# What is required:
Each line that holds the word "способом" is to be identified and copied.
-- Start Data to use --
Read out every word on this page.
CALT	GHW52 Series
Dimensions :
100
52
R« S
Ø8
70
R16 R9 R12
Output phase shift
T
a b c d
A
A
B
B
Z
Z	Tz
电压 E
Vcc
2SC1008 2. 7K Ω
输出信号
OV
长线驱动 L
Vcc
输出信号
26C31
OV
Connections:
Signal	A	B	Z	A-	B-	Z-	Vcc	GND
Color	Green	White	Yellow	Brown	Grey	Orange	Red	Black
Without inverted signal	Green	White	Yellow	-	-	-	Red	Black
-- End Data to use --
-- Start Data to use --
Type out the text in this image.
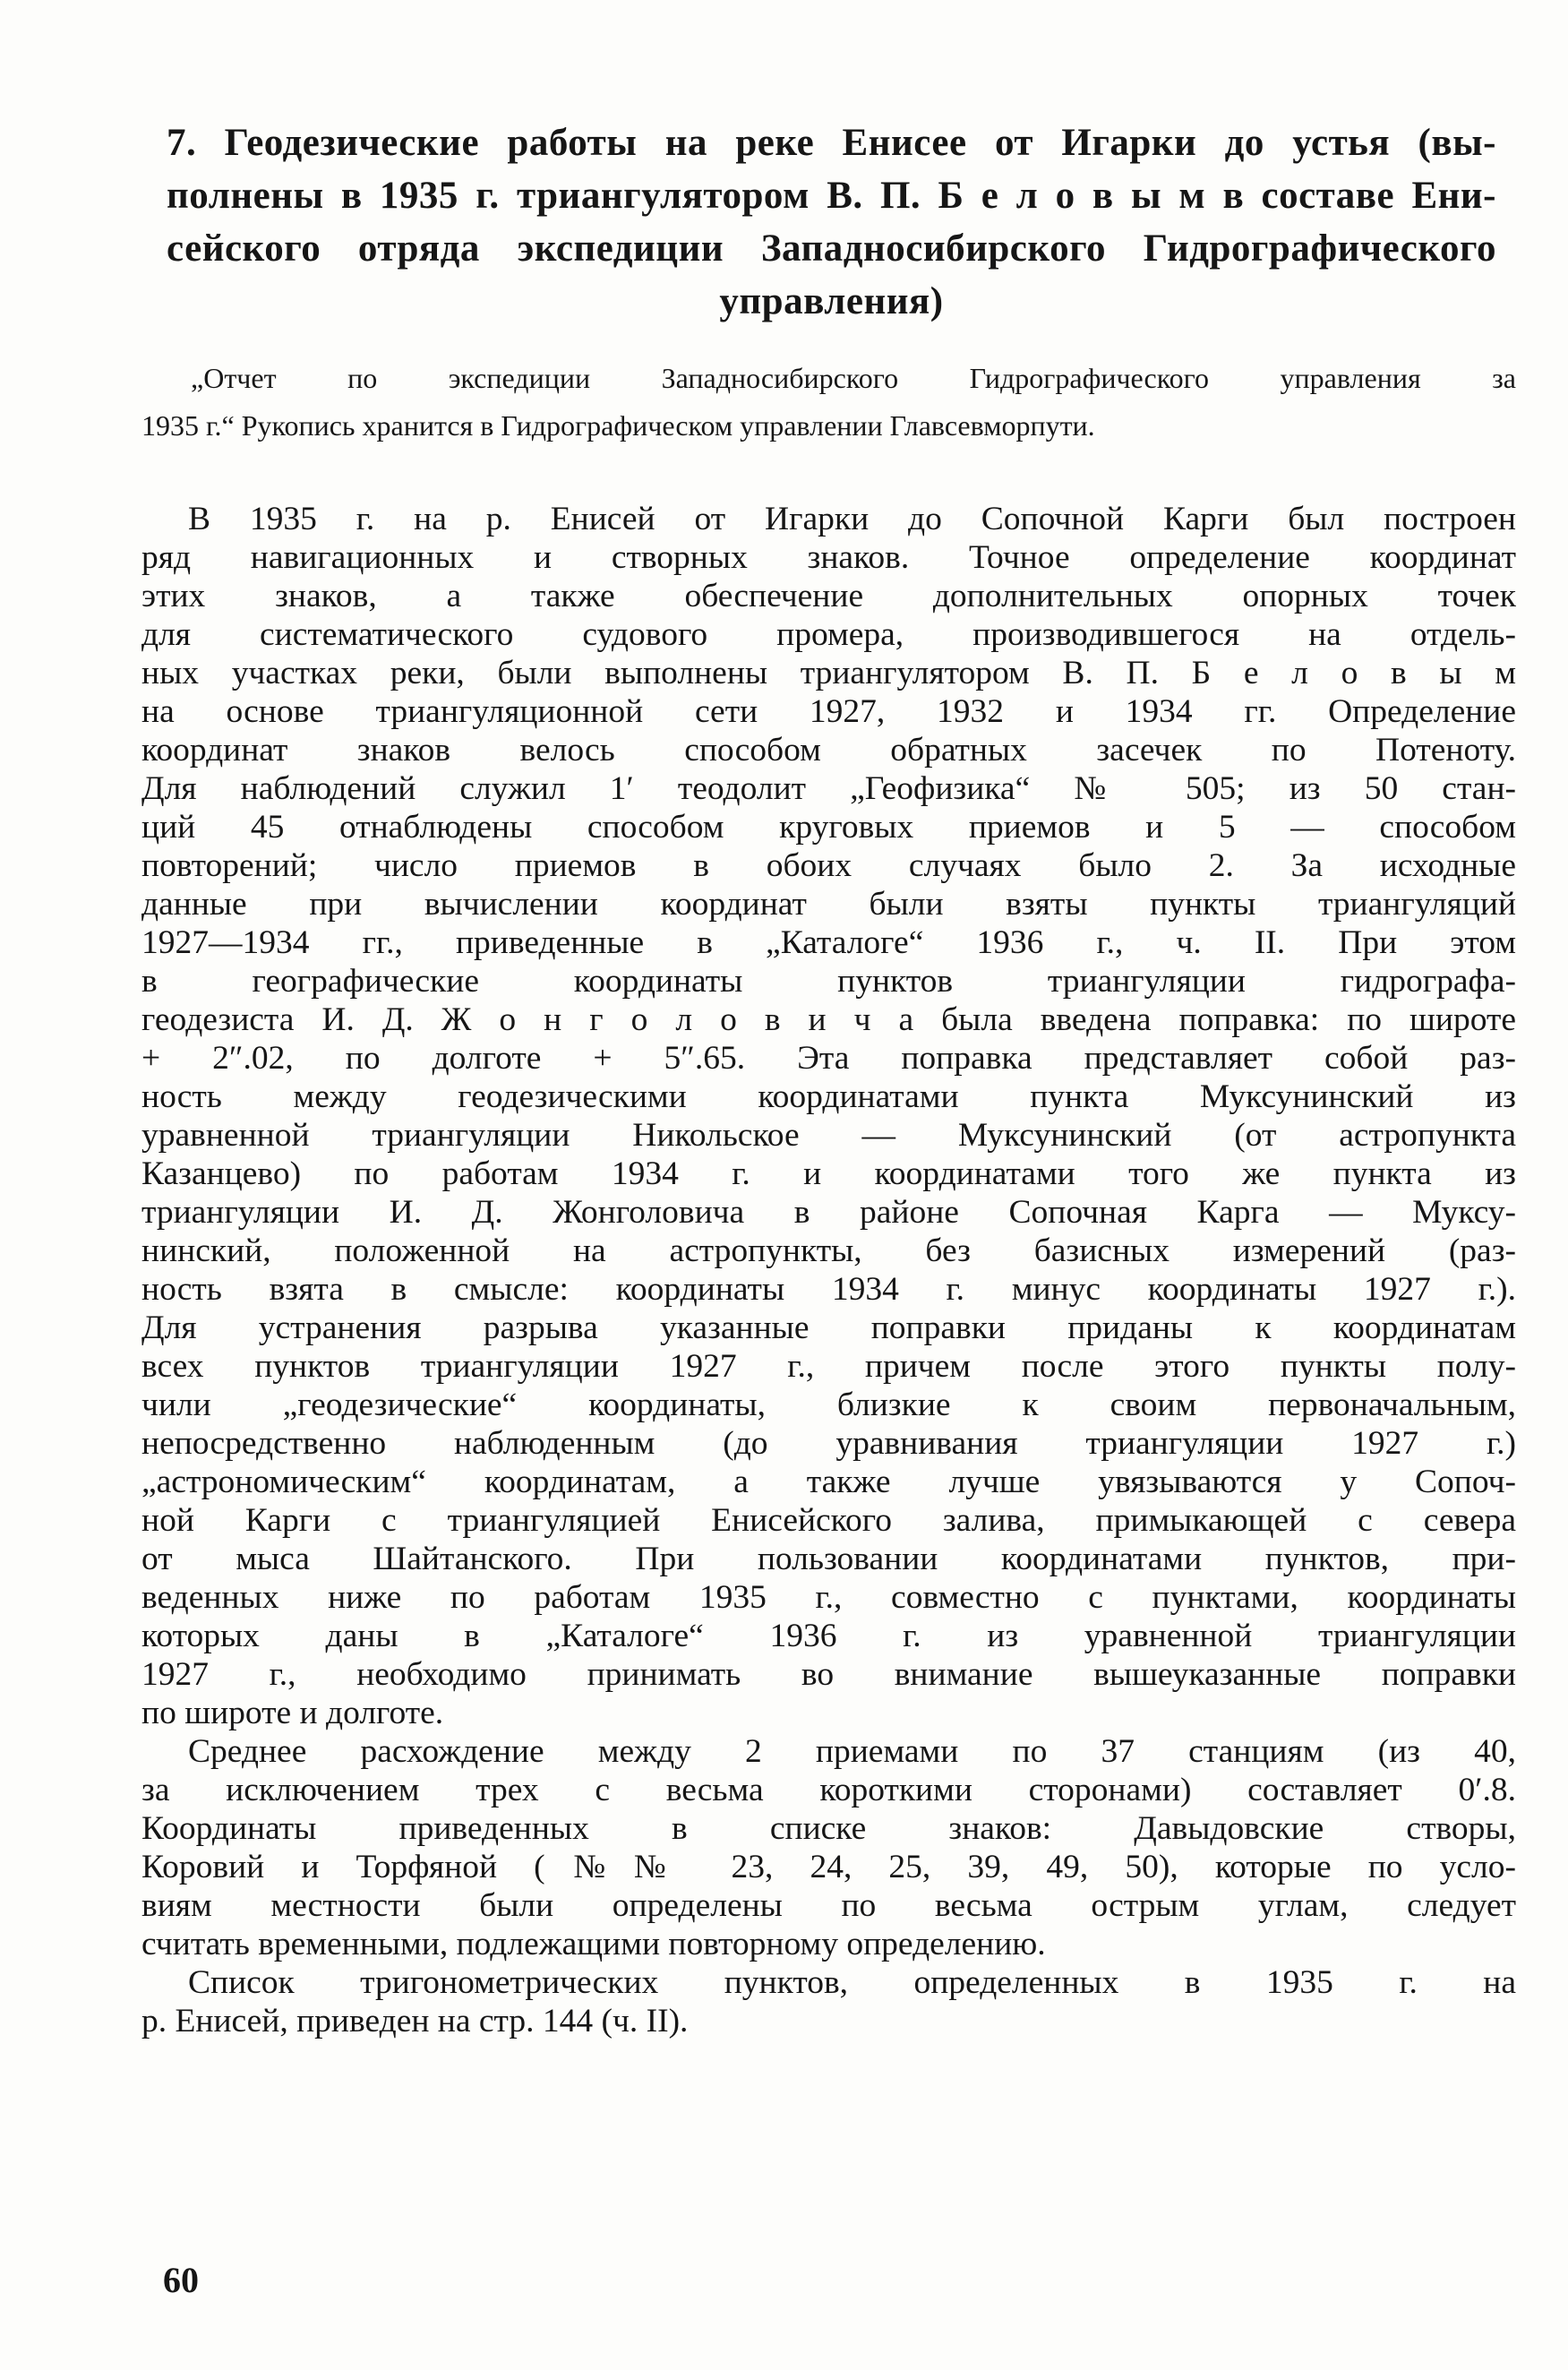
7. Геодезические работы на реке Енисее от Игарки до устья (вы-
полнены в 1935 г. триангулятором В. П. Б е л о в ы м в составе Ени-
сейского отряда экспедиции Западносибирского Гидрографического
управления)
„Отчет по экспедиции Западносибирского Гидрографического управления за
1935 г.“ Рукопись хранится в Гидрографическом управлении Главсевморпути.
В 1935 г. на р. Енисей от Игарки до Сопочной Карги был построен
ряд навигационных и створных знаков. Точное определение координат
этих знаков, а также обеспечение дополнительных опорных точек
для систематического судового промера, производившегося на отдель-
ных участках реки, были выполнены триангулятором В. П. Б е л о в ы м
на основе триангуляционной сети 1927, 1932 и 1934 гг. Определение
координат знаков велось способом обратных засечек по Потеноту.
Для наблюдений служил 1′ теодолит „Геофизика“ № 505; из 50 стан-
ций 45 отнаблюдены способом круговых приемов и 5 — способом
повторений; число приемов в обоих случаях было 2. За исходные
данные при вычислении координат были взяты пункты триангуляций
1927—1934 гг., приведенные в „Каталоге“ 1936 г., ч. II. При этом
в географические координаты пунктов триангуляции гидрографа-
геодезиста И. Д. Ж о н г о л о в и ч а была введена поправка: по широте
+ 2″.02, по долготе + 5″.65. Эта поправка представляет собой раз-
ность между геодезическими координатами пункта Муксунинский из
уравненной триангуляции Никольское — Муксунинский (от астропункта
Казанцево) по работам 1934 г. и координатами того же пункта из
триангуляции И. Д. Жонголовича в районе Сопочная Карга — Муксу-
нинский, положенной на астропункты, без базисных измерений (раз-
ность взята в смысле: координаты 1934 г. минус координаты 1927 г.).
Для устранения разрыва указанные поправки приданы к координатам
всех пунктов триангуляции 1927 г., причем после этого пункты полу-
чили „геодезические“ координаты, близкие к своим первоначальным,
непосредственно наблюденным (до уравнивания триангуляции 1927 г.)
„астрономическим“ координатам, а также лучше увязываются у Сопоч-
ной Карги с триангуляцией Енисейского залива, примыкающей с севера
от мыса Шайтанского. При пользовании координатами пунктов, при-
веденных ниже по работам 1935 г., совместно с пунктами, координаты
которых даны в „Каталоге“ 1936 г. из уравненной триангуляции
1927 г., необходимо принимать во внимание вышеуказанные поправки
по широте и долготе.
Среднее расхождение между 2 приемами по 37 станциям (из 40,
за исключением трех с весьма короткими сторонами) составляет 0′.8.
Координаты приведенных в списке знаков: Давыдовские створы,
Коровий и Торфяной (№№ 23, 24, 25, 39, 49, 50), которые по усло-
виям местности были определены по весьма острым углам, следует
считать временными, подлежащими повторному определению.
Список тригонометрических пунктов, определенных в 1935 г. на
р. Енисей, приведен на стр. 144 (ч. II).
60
-- End Data to use --
# Output for this exercise:
координат знаков велось способом обратных засечек по Потеноту.
ций 45 отнаблюдены способом круговых приемов и 5 — способом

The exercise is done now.